SUPPLIED DATA
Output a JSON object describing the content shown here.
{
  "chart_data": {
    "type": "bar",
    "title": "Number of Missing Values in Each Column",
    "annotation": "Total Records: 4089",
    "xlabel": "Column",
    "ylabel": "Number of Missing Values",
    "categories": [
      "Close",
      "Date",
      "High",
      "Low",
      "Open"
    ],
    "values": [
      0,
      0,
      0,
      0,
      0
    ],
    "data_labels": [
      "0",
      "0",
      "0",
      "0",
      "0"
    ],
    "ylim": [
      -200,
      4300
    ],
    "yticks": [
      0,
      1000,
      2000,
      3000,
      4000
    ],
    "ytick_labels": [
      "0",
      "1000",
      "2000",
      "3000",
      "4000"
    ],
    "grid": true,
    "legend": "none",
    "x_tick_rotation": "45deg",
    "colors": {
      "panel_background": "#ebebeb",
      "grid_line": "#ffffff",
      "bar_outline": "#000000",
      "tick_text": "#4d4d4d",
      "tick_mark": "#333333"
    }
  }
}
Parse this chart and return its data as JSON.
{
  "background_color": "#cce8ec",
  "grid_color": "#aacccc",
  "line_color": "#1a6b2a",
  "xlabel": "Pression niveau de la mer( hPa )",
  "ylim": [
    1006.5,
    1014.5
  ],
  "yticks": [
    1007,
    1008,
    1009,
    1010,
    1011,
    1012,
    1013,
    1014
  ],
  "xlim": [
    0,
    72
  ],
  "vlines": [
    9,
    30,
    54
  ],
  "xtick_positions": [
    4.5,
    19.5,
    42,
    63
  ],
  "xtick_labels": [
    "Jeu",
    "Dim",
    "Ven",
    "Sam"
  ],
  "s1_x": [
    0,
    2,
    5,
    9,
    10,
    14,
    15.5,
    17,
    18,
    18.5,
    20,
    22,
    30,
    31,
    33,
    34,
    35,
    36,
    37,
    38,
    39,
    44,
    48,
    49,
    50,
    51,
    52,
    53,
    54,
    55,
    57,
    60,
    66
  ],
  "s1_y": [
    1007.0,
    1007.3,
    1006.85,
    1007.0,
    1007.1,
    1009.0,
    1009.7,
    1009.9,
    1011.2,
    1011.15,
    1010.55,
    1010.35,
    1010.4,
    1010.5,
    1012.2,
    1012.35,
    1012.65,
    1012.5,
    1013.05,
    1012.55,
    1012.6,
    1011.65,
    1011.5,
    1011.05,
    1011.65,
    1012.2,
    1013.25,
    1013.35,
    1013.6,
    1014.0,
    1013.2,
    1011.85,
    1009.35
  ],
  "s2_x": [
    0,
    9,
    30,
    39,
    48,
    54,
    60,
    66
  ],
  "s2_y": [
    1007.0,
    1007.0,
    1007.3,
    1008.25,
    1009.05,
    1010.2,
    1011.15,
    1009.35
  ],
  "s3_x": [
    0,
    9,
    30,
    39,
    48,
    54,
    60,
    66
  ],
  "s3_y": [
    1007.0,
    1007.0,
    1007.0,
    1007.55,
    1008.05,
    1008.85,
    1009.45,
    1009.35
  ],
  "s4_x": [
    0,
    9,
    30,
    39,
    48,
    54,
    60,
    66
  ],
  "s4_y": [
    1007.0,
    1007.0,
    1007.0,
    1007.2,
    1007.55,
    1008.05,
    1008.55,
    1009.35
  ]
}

EXERCISE AIM
Copy exactly the lines of the listing above, beginning at the line with "Parse this chart and return its data as JSON." and ending at its final line; write out nothing else.

SOLUTION BELOW
Parse this chart and return its data as JSON.
{
  "background_color": "#cce8ec",
  "grid_color": "#aacccc",
  "line_color": "#1a6b2a",
  "xlabel": "Pression niveau de la mer( hPa )",
  "ylim": [
    1006.5,
    1014.5
  ],
  "yticks": [
    1007,
    1008,
    1009,
    1010,
    1011,
    1012,
    1013,
    1014
  ],
  "xlim": [
    0,
    72
  ],
  "vlines": [
    9,
    30,
    54
  ],
  "xtick_positions": [
    4.5,
    19.5,
    42,
    63
  ],
  "xtick_labels": [
    "Jeu",
    "Dim",
    "Ven",
    "Sam"
  ],
  "s1_x": [
    0,
    2,
    5,
    9,
    10,
    14,
    15.5,
    17,
    18,
    18.5,
    20,
    22,
    30,
    31,
    33,
    34,
    35,
    36,
    37,
    38,
    39,
    44,
    48,
    49,
    50,
    51,
    52,
    53,
    54,
    55,
    57,
    60,
    66
  ],
  "s1_y": [
    1007.0,
    1007.3,
    1006.85,
    1007.0,
    1007.1,
    1009.0,
    1009.7,
    1009.9,
    1011.2,
    1011.15,
    1010.55,
    1010.35,
    1010.4,
    1010.5,
    1012.2,
    1012.35,
    1012.65,
    1012.5,
    1013.05,
    1012.55,
    1012.6,
    1011.65,
    1011.5,
    1011.05,
    1011.65,
    1012.2,
    1013.25,
    1013.35,
    1013.6,
    1014.0,
    1013.2,
    1011.85,
    1009.35
  ],
  "s2_x": [
    0,
    9,
    30,
    39,
    48,
    54,
    60,
    66
  ],
  "s2_y": [
    1007.0,
    1007.0,
    1007.3,
    1008.25,
    1009.05,
    1010.2,
    1011.15,
    1009.35
  ],
  "s3_x": [
    0,
    9,
    30,
    39,
    48,
    54,
    60,
    66
  ],
  "s3_y": [
    1007.0,
    1007.0,
    1007.0,
    1007.55,
    1008.05,
    1008.85,
    1009.45,
    1009.35
  ],
  "s4_x": [
    0,
    9,
    30,
    39,
    48,
    54,
    60,
    66
  ],
  "s4_y": [
    1007.0,
    1007.0,
    1007.0,
    1007.2,
    1007.55,
    1008.05,
    1008.55,
    1009.35
  ]
}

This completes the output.